===== Exercise inputs

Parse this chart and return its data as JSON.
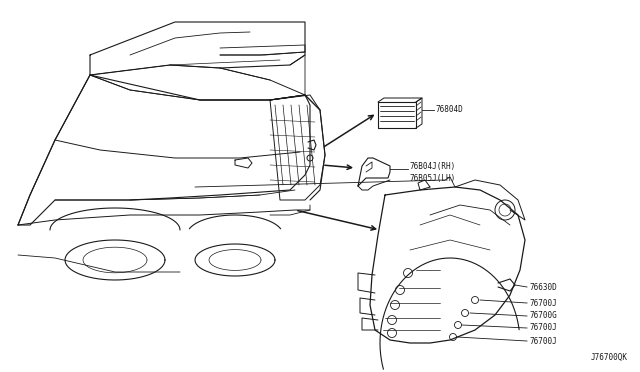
{
  "diagram_code": "J76700QK",
  "background_color": "#ffffff",
  "line_color": "#1a1a1a",
  "text_color": "#1a1a1a",
  "figure_width": 6.4,
  "figure_height": 3.72,
  "dpi": 100,
  "label_76804D": "76804D",
  "label_76B04J": "76B04J(RH)",
  "label_76B05J": "76B05J(LH)",
  "label_76630D": "76630D",
  "label_76700J_1": "76700J",
  "label_76700G": "76700G",
  "label_76700J_2": "76700J",
  "label_76700J_3": "76700J",
  "font_size_labels": 5.5,
  "font_size_code": 5.5
}
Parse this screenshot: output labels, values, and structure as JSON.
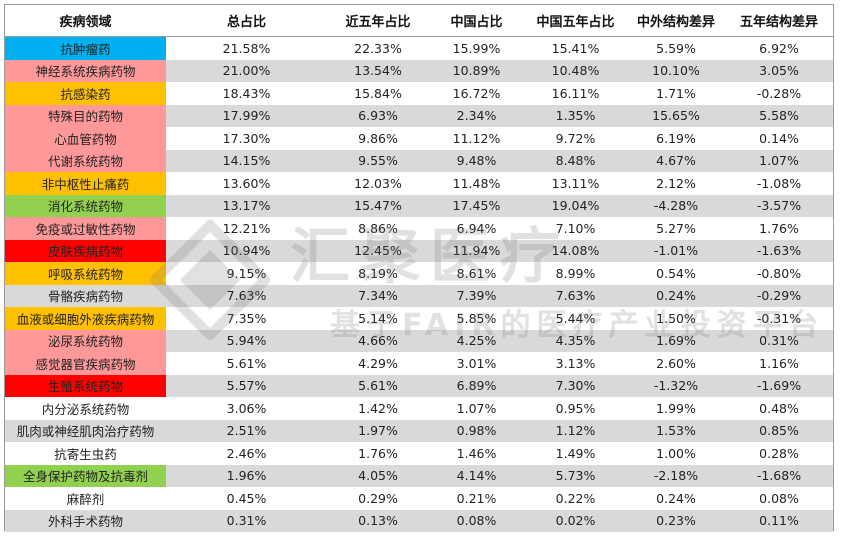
{
  "table": {
    "headers": [
      "疾病领域",
      "总占比",
      "近五年占比",
      "中国占比",
      "中国五年占比",
      "中外结构差异",
      "五年结构差异"
    ],
    "rows": [
      {
        "name": "抗肿瘤药",
        "color": "#00b0f0",
        "values": [
          "21.58%",
          "22.33%",
          "15.99%",
          "15.41%",
          "5.59%",
          "6.92%"
        ]
      },
      {
        "name": "神经系统疾病药物",
        "color": "#ff9999",
        "values": [
          "21.00%",
          "13.54%",
          "10.89%",
          "10.48%",
          "10.10%",
          "3.05%"
        ]
      },
      {
        "name": "抗感染药",
        "color": "#ffc000",
        "values": [
          "18.43%",
          "15.84%",
          "16.72%",
          "16.11%",
          "1.71%",
          "-0.28%"
        ]
      },
      {
        "name": "特殊目的药物",
        "color": "#ff9999",
        "values": [
          "17.99%",
          "6.93%",
          "2.34%",
          "1.35%",
          "15.65%",
          "5.58%"
        ]
      },
      {
        "name": "心血管药物",
        "color": "#ff9999",
        "values": [
          "17.30%",
          "9.86%",
          "11.12%",
          "9.72%",
          "6.19%",
          "0.14%"
        ]
      },
      {
        "name": "代谢系统药物",
        "color": "#ff9999",
        "values": [
          "14.15%",
          "9.55%",
          "9.48%",
          "8.48%",
          "4.67%",
          "1.07%"
        ]
      },
      {
        "name": "非中枢性止痛药",
        "color": "#ffc000",
        "values": [
          "13.60%",
          "12.03%",
          "11.48%",
          "13.11%",
          "2.12%",
          "-1.08%"
        ]
      },
      {
        "name": "消化系统药物",
        "color": "#92d050",
        "values": [
          "13.17%",
          "15.47%",
          "17.45%",
          "19.04%",
          "-4.28%",
          "-3.57%"
        ]
      },
      {
        "name": "免疫或过敏性药物",
        "color": "#ff9999",
        "values": [
          "12.21%",
          "8.86%",
          "6.94%",
          "7.10%",
          "5.27%",
          "1.76%"
        ]
      },
      {
        "name": "皮肤疾病药物",
        "color": "#ff0000",
        "values": [
          "10.94%",
          "12.45%",
          "11.94%",
          "14.08%",
          "-1.01%",
          "-1.63%"
        ]
      },
      {
        "name": "呼吸系统药物",
        "color": "#ffc000",
        "values": [
          "9.15%",
          "8.19%",
          "8.61%",
          "8.99%",
          "0.54%",
          "-0.80%"
        ]
      },
      {
        "name": "骨骼疾病药物",
        "color": "",
        "values": [
          "7.63%",
          "7.34%",
          "7.39%",
          "7.63%",
          "0.24%",
          "-0.29%"
        ]
      },
      {
        "name": "血液或细胞外液疾病药物",
        "color": "#ffc000",
        "values": [
          "7.35%",
          "5.14%",
          "5.85%",
          "5.44%",
          "1.50%",
          "-0.31%"
        ]
      },
      {
        "name": "泌尿系统药物",
        "color": "#ff9999",
        "values": [
          "5.94%",
          "4.66%",
          "4.25%",
          "4.35%",
          "1.69%",
          "0.31%"
        ]
      },
      {
        "name": "感觉器官疾病药物",
        "color": "#ff9999",
        "values": [
          "5.61%",
          "4.29%",
          "3.01%",
          "3.13%",
          "2.60%",
          "1.16%"
        ]
      },
      {
        "name": "生殖系统药物",
        "color": "#ff0000",
        "values": [
          "5.57%",
          "5.61%",
          "6.89%",
          "7.30%",
          "-1.32%",
          "-1.69%"
        ]
      },
      {
        "name": "内分泌系统药物",
        "color": "",
        "values": [
          "3.06%",
          "1.42%",
          "1.07%",
          "0.95%",
          "1.99%",
          "0.48%"
        ]
      },
      {
        "name": "肌肉或神经肌肉治疗药物",
        "color": "",
        "values": [
          "2.51%",
          "1.97%",
          "0.98%",
          "1.12%",
          "1.53%",
          "0.85%"
        ]
      },
      {
        "name": "抗寄生虫药",
        "color": "",
        "values": [
          "2.46%",
          "1.76%",
          "1.46%",
          "1.49%",
          "1.00%",
          "0.28%"
        ]
      },
      {
        "name": "全身保护药物及抗毒剂",
        "color": "#92d050",
        "values": [
          "1.96%",
          "4.05%",
          "4.14%",
          "5.73%",
          "-2.18%",
          "-1.68%"
        ]
      },
      {
        "name": "麻醉剂",
        "color": "",
        "values": [
          "0.45%",
          "0.29%",
          "0.21%",
          "0.22%",
          "0.24%",
          "0.08%"
        ]
      },
      {
        "name": "外科手术药物",
        "color": "",
        "values": [
          "0.31%",
          "0.13%",
          "0.08%",
          "0.02%",
          "0.23%",
          "0.11%"
        ]
      }
    ]
  },
  "watermark": {
    "title": "汇聚医疗",
    "subtitle": "基于FAIR的医疗产业投资平台"
  }
}
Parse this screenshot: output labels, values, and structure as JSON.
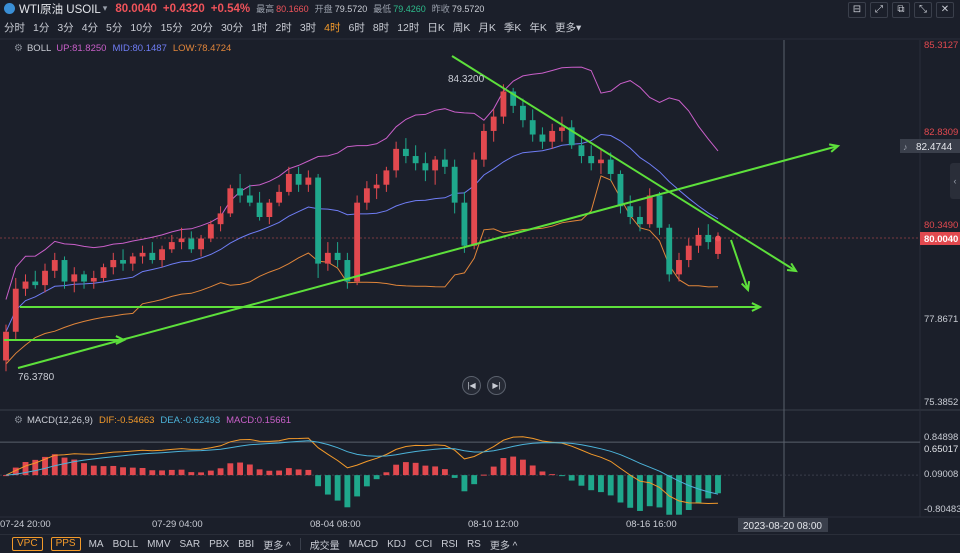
{
  "header": {
    "symbol": "WTI原油 USOIL",
    "caret": "▾",
    "price": "80.0040",
    "change": "+0.4320",
    "change_pct": "+0.54%",
    "high_label": "最高",
    "high": "80.1660",
    "open_label": "开盘",
    "open": "79.5720",
    "low_label": "最低",
    "low": "79.4260",
    "prev_close_label": "昨收",
    "prev_close": "79.5720"
  },
  "window_buttons": [
    "⊟",
    "⤢",
    "⧉",
    "⤡",
    "✕"
  ],
  "periods": [
    {
      "label": "分时",
      "active": false
    },
    {
      "label": "1分",
      "active": false
    },
    {
      "label": "3分",
      "active": false
    },
    {
      "label": "4分",
      "active": false
    },
    {
      "label": "5分",
      "active": false
    },
    {
      "label": "10分",
      "active": false
    },
    {
      "label": "15分",
      "active": false
    },
    {
      "label": "20分",
      "active": false
    },
    {
      "label": "30分",
      "active": false
    },
    {
      "label": "1时",
      "active": false
    },
    {
      "label": "2时",
      "active": false
    },
    {
      "label": "3时",
      "active": false
    },
    {
      "label": "4时",
      "active": true
    },
    {
      "label": "6时",
      "active": false
    },
    {
      "label": "8时",
      "active": false
    },
    {
      "label": "12时",
      "active": false
    },
    {
      "label": "日K",
      "active": false
    },
    {
      "label": "周K",
      "active": false
    },
    {
      "label": "月K",
      "active": false
    },
    {
      "label": "季K",
      "active": false
    },
    {
      "label": "年K",
      "active": false
    },
    {
      "label": "更多▾",
      "active": false
    }
  ],
  "boll": {
    "name": "BOLL",
    "up": "UP:81.8250",
    "mid": "MID:80.1487",
    "low": "LOW:78.4724",
    "colors": {
      "up": "#c95fc9",
      "mid": "#6f7df5",
      "low": "#e0853a"
    }
  },
  "macd": {
    "name": "MACD(12,26,9)",
    "dif": "DIF:-0.54663",
    "dea": "DEA:-0.62493",
    "macd": "MACD:0.15661",
    "colors": {
      "dif": "#f39a2a",
      "dea": "#4cb3d9",
      "macd": "#c95fc9"
    }
  },
  "price_axis": [
    "85.3127",
    "82.8309",
    "80.3490",
    "77.8671",
    "75.3852"
  ],
  "price_axis_highlights": {
    "crosshair_value": "82.4744",
    "current_value": "80.0040"
  },
  "macd_axis": [
    "0.84898",
    "0.65017",
    "0.09008",
    "-0.80483"
  ],
  "time_axis": [
    "07-24 20:00",
    "07-29 04:00",
    "08-04 08:00",
    "08-10 12:00",
    "08-16 16:00"
  ],
  "time_cursor": "2023-08-20 08:00",
  "annotations": {
    "high": "84.3200",
    "low": "76.3780"
  },
  "nav_buttons": [
    "|◀",
    "▶|"
  ],
  "side_handle": "‹",
  "bottom": {
    "tags": [
      "VPC",
      "PPS"
    ],
    "main_indicators": [
      "MA",
      "BOLL",
      "MMV",
      "SAR",
      "PBX",
      "BBI",
      "更多 ^"
    ],
    "sub_indicators": [
      "成交量",
      "MACD",
      "KDJ",
      "CCI",
      "RSI",
      "RS",
      "更多 ^"
    ]
  },
  "chart_data": {
    "type": "candlestick",
    "symbol": "WTI原油 USOIL",
    "timeframe": "4时",
    "price_range": [
      75.3852,
      85.3127
    ],
    "x": [
      "07-24 20:00",
      "07-29 04:00",
      "08-04 08:00",
      "08-10 12:00",
      "08-16 16:00"
    ],
    "candles": [
      [
        76.6,
        77.6,
        76.3,
        77.4
      ],
      [
        77.4,
        78.9,
        77.2,
        78.6
      ],
      [
        78.6,
        79.0,
        78.4,
        78.8
      ],
      [
        78.8,
        79.1,
        78.6,
        78.7
      ],
      [
        78.7,
        79.3,
        78.5,
        79.1
      ],
      [
        79.1,
        79.6,
        78.9,
        79.4
      ],
      [
        79.4,
        79.5,
        78.6,
        78.8
      ],
      [
        78.8,
        79.2,
        78.5,
        79.0
      ],
      [
        79.0,
        79.1,
        78.6,
        78.8
      ],
      [
        78.8,
        79.1,
        78.6,
        78.9
      ],
      [
        78.9,
        79.3,
        78.8,
        79.2
      ],
      [
        79.2,
        79.6,
        79.0,
        79.4
      ],
      [
        79.4,
        79.7,
        79.1,
        79.3
      ],
      [
        79.3,
        79.6,
        79.1,
        79.5
      ],
      [
        79.5,
        79.8,
        79.3,
        79.6
      ],
      [
        79.6,
        79.9,
        79.3,
        79.4
      ],
      [
        79.4,
        79.8,
        79.2,
        79.7
      ],
      [
        79.7,
        80.1,
        79.6,
        79.9
      ],
      [
        79.9,
        80.3,
        79.7,
        80.0
      ],
      [
        80.0,
        80.2,
        79.6,
        79.7
      ],
      [
        79.7,
        80.1,
        79.5,
        80.0
      ],
      [
        80.0,
        80.5,
        79.9,
        80.4
      ],
      [
        80.4,
        80.9,
        80.2,
        80.7
      ],
      [
        80.7,
        81.5,
        80.6,
        81.4
      ],
      [
        81.4,
        81.8,
        81.0,
        81.2
      ],
      [
        81.2,
        81.5,
        80.9,
        81.0
      ],
      [
        81.0,
        81.3,
        80.5,
        80.6
      ],
      [
        80.6,
        81.1,
        80.4,
        81.0
      ],
      [
        81.0,
        81.5,
        80.9,
        81.3
      ],
      [
        81.3,
        82.0,
        81.2,
        81.8
      ],
      [
        81.8,
        82.0,
        81.3,
        81.5
      ],
      [
        81.5,
        81.9,
        81.3,
        81.7
      ],
      [
        81.7,
        81.8,
        78.9,
        79.3
      ],
      [
        79.3,
        79.9,
        79.1,
        79.6
      ],
      [
        79.6,
        79.9,
        79.2,
        79.4
      ],
      [
        79.4,
        79.6,
        78.6,
        78.8
      ],
      [
        78.8,
        81.2,
        78.7,
        81.0
      ],
      [
        81.0,
        81.6,
        80.8,
        81.4
      ],
      [
        81.4,
        81.8,
        81.1,
        81.5
      ],
      [
        81.5,
        82.0,
        81.3,
        81.9
      ],
      [
        81.9,
        82.7,
        81.7,
        82.5
      ],
      [
        82.5,
        82.8,
        82.1,
        82.3
      ],
      [
        82.3,
        82.6,
        81.9,
        82.1
      ],
      [
        82.1,
        82.4,
        81.6,
        81.9
      ],
      [
        81.9,
        82.3,
        81.5,
        82.2
      ],
      [
        82.2,
        82.5,
        81.8,
        82.0
      ],
      [
        82.0,
        82.2,
        80.7,
        81.0
      ],
      [
        81.0,
        81.3,
        79.6,
        79.8
      ],
      [
        79.8,
        82.4,
        79.7,
        82.2
      ],
      [
        82.2,
        83.2,
        82.0,
        83.0
      ],
      [
        83.0,
        83.6,
        82.7,
        83.4
      ],
      [
        83.4,
        84.3,
        83.2,
        84.1
      ],
      [
        84.1,
        84.2,
        83.5,
        83.7
      ],
      [
        83.7,
        83.9,
        83.1,
        83.3
      ],
      [
        83.3,
        83.6,
        82.7,
        82.9
      ],
      [
        82.9,
        83.1,
        82.5,
        82.7
      ],
      [
        82.7,
        83.2,
        82.5,
        83.0
      ],
      [
        83.0,
        83.4,
        82.7,
        83.1
      ],
      [
        83.1,
        83.3,
        82.5,
        82.6
      ],
      [
        82.6,
        82.8,
        82.1,
        82.3
      ],
      [
        82.3,
        82.6,
        81.9,
        82.1
      ],
      [
        82.1,
        82.5,
        81.8,
        82.2
      ],
      [
        82.2,
        82.4,
        81.6,
        81.8
      ],
      [
        81.8,
        81.9,
        80.7,
        80.9
      ],
      [
        80.9,
        81.2,
        80.4,
        80.6
      ],
      [
        80.6,
        80.9,
        80.2,
        80.4
      ],
      [
        80.4,
        81.4,
        80.3,
        81.2
      ],
      [
        81.2,
        81.3,
        80.1,
        80.3
      ],
      [
        80.3,
        80.4,
        78.8,
        79.0
      ],
      [
        79.0,
        79.6,
        78.8,
        79.4
      ],
      [
        79.4,
        80.0,
        79.2,
        79.8
      ],
      [
        79.8,
        80.3,
        79.6,
        80.1
      ],
      [
        80.1,
        80.4,
        79.7,
        79.9
      ],
      [
        79.57,
        80.17,
        79.43,
        80.0
      ]
    ],
    "bollinger": {
      "up": 81.825,
      "mid": 80.1487,
      "low": 78.4724
    },
    "macd": {
      "dif": -0.54663,
      "dea": -0.62493,
      "macd": 0.15661,
      "range": [
        -0.80483,
        0.84898
      ]
    }
  }
}
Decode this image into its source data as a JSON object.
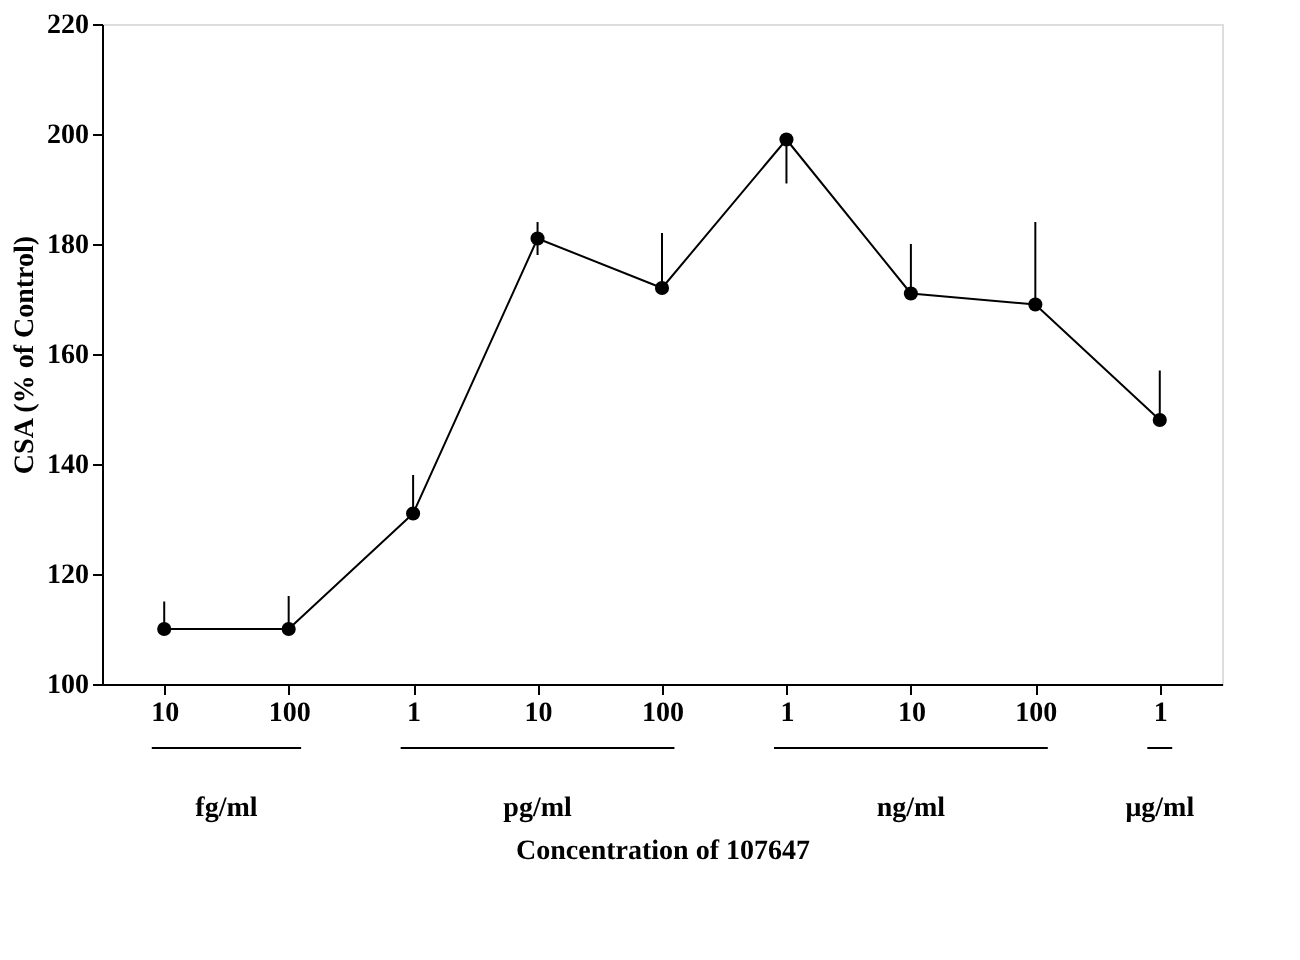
{
  "chart_data": {
    "type": "line",
    "xlabel": "Concentration of 107647",
    "ylabel": "CSA (% of Control)",
    "categories": [
      "10",
      "100",
      "1",
      "10",
      "100",
      "1",
      "10",
      "100",
      "1"
    ],
    "series": [
      {
        "color": "#000000",
        "values": [
          110,
          110,
          131,
          181,
          172,
          199,
          171,
          169,
          148
        ],
        "errors": [
          [
            110,
            115
          ],
          [
            110,
            116
          ],
          [
            131,
            138
          ],
          [
            178,
            184
          ],
          [
            172,
            182
          ],
          [
            191,
            199
          ],
          [
            171,
            180
          ],
          [
            169,
            184
          ],
          [
            148,
            157
          ]
        ]
      }
    ],
    "ylim": [
      100,
      220
    ],
    "yticks": [
      100,
      120,
      140,
      160,
      180,
      200,
      220
    ],
    "annotations": [
      "fg/ml",
      "pg/ml",
      "ng/ml",
      "μg/ml"
    ],
    "grid": false,
    "marker": "circle",
    "line_style": "solid"
  }
}
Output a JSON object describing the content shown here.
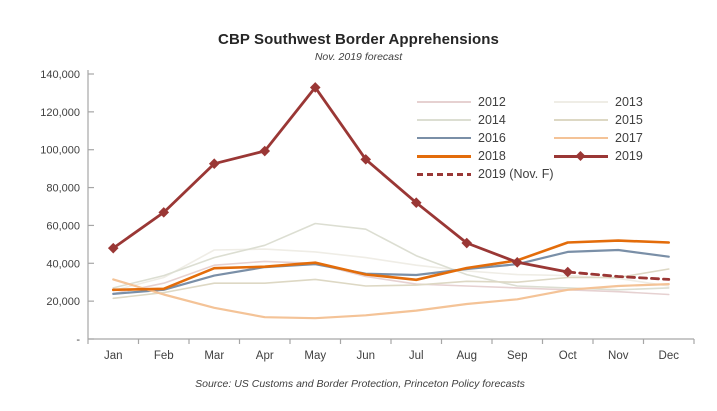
{
  "title": "CBP Southwest Border Apprehensions",
  "subtitle": "Nov. 2019 forecast",
  "source": "Source: US Customs and Border Protection, Princeton Policy forecasts",
  "colors": {
    "axis": "#a6a6a6",
    "text": "#404040",
    "accent_red": "#9a3735",
    "accent_orange": "#e36c0a"
  },
  "chart_data": {
    "type": "line",
    "title": "CBP Southwest Border Apprehensions",
    "subtitle": "Nov. 2019 forecast",
    "x": [
      "Jan",
      "Feb",
      "Mar",
      "Apr",
      "May",
      "Jun",
      "Jul",
      "Aug",
      "Sep",
      "Oct",
      "Nov",
      "Dec"
    ],
    "ylim": [
      0,
      140000
    ],
    "y_tick_step": 20000,
    "y_ticks": [
      "-",
      "20,000",
      "40,000",
      "60,000",
      "80,000",
      "100,000",
      "120,000",
      "140,000"
    ],
    "grid": false,
    "legend_position": "inside-top-right",
    "series": [
      {
        "name": "2012",
        "color": "#e6d1d1",
        "width": 1.6,
        "values": [
          24000,
          29500,
          39000,
          41000,
          40000,
          33000,
          29000,
          28000,
          27000,
          26000,
          25000,
          23500
        ]
      },
      {
        "name": "2013",
        "color": "#efede6",
        "width": 1.6,
        "values": [
          25500,
          32500,
          47000,
          47500,
          46000,
          43000,
          39000,
          36000,
          34000,
          33500,
          32000,
          28000
        ]
      },
      {
        "name": "2014",
        "color": "#dcded2",
        "width": 1.6,
        "values": [
          27000,
          33500,
          43000,
          49500,
          61000,
          58000,
          44000,
          34000,
          28000,
          27000,
          26000,
          27000
        ]
      },
      {
        "name": "2015",
        "color": "#ddd8c4",
        "width": 1.6,
        "values": [
          21500,
          24500,
          29500,
          29500,
          31500,
          28000,
          28500,
          30500,
          30000,
          32500,
          32500,
          37000
        ]
      },
      {
        "name": "2016",
        "color": "#7a8fa7",
        "width": 2.2,
        "values": [
          23800,
          26000,
          33500,
          38000,
          39500,
          34500,
          33800,
          37000,
          39500,
          46000,
          47000,
          43500
        ]
      },
      {
        "name": "2017",
        "color": "#f4c397",
        "width": 2.2,
        "values": [
          31500,
          23500,
          16500,
          11500,
          11000,
          12500,
          15000,
          18500,
          21000,
          26000,
          28000,
          29000
        ]
      },
      {
        "name": "2018",
        "color": "#e36c0a",
        "width": 2.6,
        "values": [
          26000,
          26500,
          37400,
          38200,
          40300,
          34100,
          31300,
          37500,
          41500,
          51000,
          52000,
          51000
        ]
      },
      {
        "name": "2019",
        "color": "#9a3735",
        "width": 2.8,
        "marker": "diamond",
        "values": [
          48000,
          66900,
          92600,
          99300,
          132900,
          94900,
          72000,
          50700,
          40500,
          35400,
          null,
          null
        ]
      },
      {
        "name": "2019 (Nov. F)",
        "color": "#9a3735",
        "width": 2.8,
        "dash": true,
        "values": [
          null,
          null,
          null,
          null,
          null,
          null,
          null,
          null,
          null,
          35400,
          33000,
          31500
        ]
      }
    ]
  }
}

==========

* Task to complete:
From the entries above, pull out each line that includes "object".

* Answer to this problem:
Decode this image into its source data as a JSON object.
Output a JSON object describing the content shown here.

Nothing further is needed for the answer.